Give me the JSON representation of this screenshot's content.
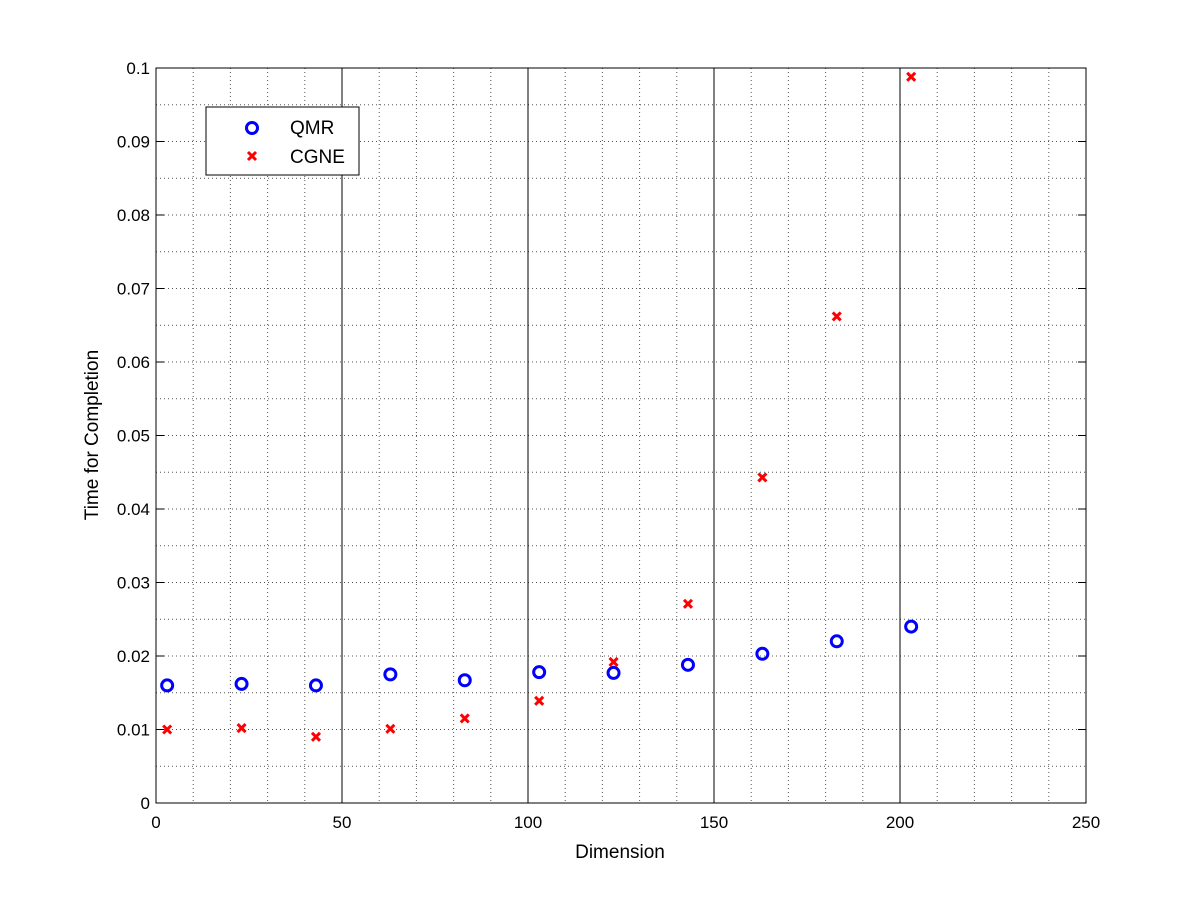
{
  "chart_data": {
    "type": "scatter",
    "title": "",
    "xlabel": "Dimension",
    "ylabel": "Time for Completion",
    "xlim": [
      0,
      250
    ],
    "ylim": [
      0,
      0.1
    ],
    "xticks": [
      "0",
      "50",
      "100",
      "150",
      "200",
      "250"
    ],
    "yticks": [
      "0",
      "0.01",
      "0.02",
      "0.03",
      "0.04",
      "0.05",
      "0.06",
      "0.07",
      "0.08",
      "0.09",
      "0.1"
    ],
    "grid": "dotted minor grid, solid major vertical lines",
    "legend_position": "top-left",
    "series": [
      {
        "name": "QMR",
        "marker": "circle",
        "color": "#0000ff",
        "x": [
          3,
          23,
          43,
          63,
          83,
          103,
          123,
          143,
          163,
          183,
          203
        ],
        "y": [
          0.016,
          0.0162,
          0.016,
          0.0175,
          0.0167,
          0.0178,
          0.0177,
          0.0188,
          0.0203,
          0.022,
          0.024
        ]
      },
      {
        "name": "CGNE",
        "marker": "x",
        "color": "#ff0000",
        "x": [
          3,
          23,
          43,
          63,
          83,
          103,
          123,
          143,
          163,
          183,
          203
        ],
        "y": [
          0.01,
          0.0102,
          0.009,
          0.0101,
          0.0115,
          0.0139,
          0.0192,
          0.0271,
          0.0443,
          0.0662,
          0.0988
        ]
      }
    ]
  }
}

#####

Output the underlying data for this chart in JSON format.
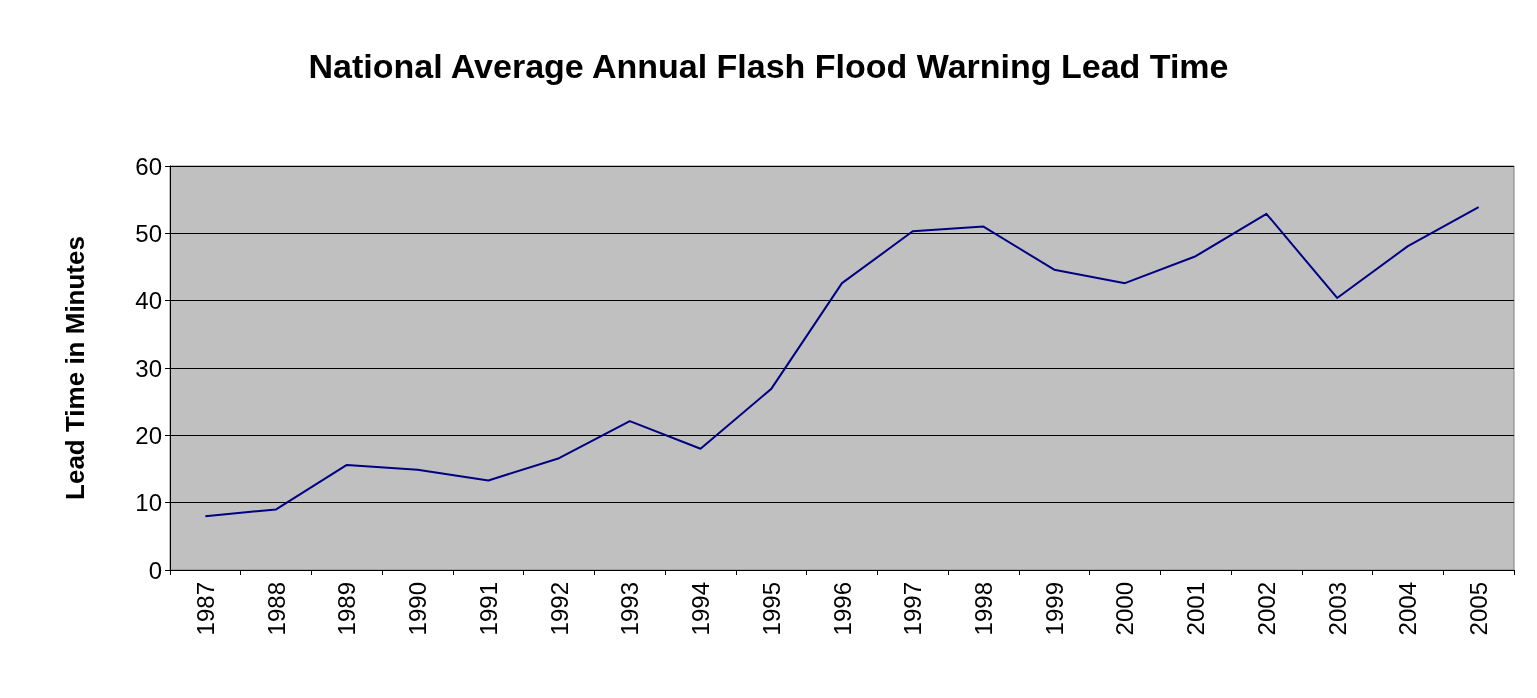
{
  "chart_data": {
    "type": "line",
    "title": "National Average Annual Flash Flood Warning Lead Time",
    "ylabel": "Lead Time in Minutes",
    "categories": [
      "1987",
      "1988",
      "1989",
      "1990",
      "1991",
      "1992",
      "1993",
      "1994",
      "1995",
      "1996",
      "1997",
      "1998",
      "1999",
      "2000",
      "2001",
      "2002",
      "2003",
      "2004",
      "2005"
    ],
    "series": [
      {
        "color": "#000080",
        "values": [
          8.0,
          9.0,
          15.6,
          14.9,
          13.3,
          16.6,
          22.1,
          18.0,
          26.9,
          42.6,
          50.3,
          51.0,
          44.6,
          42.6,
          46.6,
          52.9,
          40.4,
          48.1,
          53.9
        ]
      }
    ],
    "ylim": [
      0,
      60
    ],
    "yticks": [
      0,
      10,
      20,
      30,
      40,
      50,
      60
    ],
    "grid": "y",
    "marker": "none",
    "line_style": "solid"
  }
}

#####

> _WHAT TO PRODUCE_: State how many lines of the listing include "ylabel", and nothing more.

> _TASK RESULT_: 2